PROBLEM TO SOLVE
Search the records below for the word "после" and show every line where it occurs.

INPUT FOR THIS TASK
┌──

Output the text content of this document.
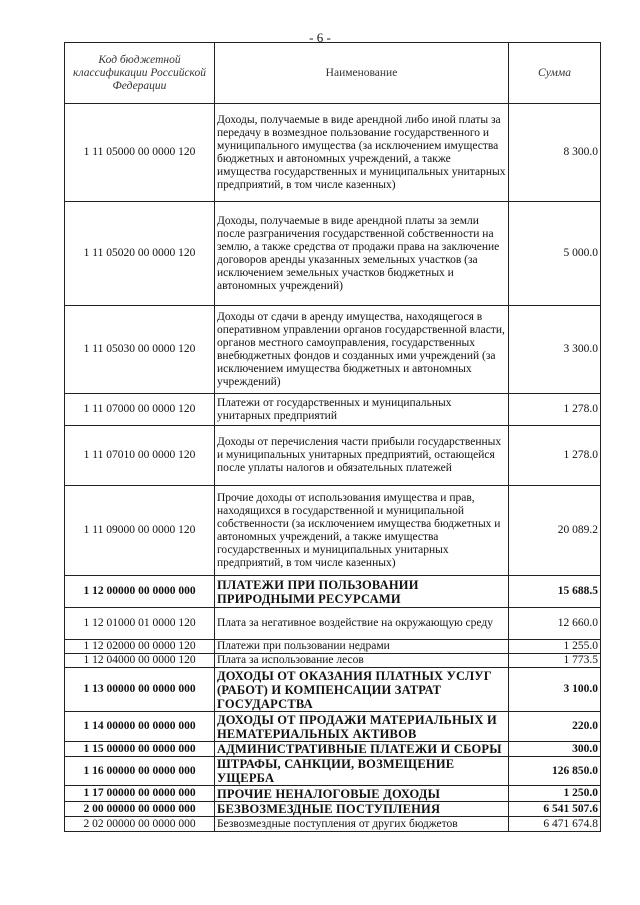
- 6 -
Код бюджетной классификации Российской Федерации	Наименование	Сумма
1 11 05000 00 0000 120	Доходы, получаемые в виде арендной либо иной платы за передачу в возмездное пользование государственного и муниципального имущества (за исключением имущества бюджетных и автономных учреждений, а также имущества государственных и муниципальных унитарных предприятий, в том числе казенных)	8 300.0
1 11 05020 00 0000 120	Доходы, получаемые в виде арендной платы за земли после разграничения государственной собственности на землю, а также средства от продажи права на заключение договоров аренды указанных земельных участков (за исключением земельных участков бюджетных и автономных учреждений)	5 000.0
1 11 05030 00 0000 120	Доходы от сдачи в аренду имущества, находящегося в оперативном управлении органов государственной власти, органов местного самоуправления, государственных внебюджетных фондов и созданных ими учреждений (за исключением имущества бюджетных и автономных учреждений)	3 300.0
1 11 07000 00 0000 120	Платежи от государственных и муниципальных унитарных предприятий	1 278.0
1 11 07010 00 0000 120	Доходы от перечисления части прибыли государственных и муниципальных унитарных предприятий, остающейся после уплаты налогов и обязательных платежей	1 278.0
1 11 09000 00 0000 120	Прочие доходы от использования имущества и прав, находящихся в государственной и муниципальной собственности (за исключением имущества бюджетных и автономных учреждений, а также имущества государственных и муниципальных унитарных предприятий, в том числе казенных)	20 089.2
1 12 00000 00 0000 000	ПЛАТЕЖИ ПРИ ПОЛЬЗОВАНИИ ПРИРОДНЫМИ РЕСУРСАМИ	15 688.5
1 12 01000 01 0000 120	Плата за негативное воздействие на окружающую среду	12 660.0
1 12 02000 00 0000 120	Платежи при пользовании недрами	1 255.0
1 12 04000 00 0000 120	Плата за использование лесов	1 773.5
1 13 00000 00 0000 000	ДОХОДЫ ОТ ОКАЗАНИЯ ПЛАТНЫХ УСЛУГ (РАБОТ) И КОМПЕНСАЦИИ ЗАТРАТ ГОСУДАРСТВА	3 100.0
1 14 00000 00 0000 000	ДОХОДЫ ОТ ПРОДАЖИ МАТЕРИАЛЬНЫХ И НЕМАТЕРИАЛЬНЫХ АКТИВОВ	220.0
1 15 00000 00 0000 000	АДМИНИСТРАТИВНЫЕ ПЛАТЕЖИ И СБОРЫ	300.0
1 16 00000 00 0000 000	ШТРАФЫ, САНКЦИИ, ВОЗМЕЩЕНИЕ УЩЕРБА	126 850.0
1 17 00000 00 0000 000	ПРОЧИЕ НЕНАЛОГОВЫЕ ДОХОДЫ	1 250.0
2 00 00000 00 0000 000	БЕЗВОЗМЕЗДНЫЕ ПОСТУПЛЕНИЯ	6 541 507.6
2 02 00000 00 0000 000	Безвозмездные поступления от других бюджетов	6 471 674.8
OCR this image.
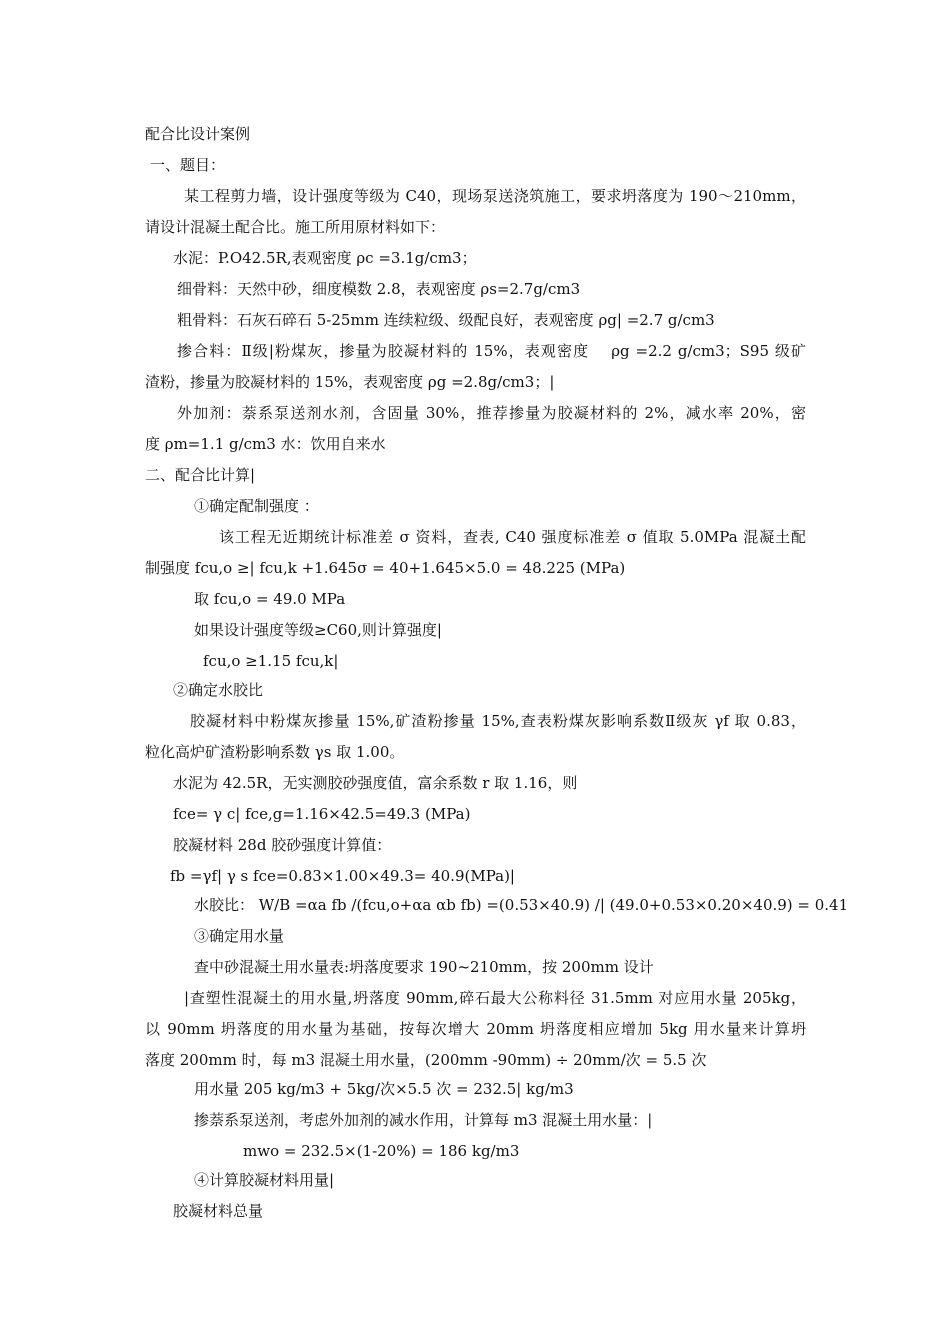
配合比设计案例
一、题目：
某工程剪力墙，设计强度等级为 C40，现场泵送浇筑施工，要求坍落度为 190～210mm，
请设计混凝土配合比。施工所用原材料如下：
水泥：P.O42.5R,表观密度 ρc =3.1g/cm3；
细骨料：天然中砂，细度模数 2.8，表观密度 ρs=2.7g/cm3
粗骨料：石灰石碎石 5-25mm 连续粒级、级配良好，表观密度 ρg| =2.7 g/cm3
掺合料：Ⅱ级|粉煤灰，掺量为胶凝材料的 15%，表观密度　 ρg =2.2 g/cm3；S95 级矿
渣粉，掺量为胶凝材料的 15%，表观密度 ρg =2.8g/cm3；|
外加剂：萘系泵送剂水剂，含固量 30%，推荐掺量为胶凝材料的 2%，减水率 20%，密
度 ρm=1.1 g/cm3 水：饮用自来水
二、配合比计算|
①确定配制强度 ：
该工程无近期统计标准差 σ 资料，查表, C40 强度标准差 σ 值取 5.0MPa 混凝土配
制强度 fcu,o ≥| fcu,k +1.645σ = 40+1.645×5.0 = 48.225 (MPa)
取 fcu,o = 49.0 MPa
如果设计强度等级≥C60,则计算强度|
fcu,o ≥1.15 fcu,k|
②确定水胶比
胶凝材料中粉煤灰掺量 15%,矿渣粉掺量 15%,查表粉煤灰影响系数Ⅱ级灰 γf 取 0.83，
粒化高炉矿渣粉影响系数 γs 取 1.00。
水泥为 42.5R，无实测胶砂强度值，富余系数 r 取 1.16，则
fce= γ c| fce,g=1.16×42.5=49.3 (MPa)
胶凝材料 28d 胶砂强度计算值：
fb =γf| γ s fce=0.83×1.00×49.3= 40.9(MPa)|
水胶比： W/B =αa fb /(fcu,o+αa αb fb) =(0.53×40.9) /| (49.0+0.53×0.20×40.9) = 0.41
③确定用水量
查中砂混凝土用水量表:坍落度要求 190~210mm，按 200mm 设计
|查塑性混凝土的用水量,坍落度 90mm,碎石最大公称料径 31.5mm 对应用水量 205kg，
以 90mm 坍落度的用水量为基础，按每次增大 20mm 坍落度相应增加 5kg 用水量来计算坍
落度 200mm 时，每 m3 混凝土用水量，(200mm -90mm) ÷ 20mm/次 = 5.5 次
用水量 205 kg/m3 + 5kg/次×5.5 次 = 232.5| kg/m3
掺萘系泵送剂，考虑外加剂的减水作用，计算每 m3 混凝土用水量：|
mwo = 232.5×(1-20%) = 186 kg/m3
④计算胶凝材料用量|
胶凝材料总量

└──

SOLUTION TO THIS PROBLEM
1 11 05020 00 0000 120	Доходы, получаемые в виде арендной платы за земли после разграничения государственной собственности на землю, а также средства от продажи права на заключение договоров аренды указанных земельных участков (за исключением земельных участков бюджетных и автономных учреждений)	5 000.0
1 11 07010 00 0000 120	Доходы от перечисления части прибыли государственных и муниципальных унитарных предприятий, остающейся после уплаты налогов и обязательных платежей	1 278.0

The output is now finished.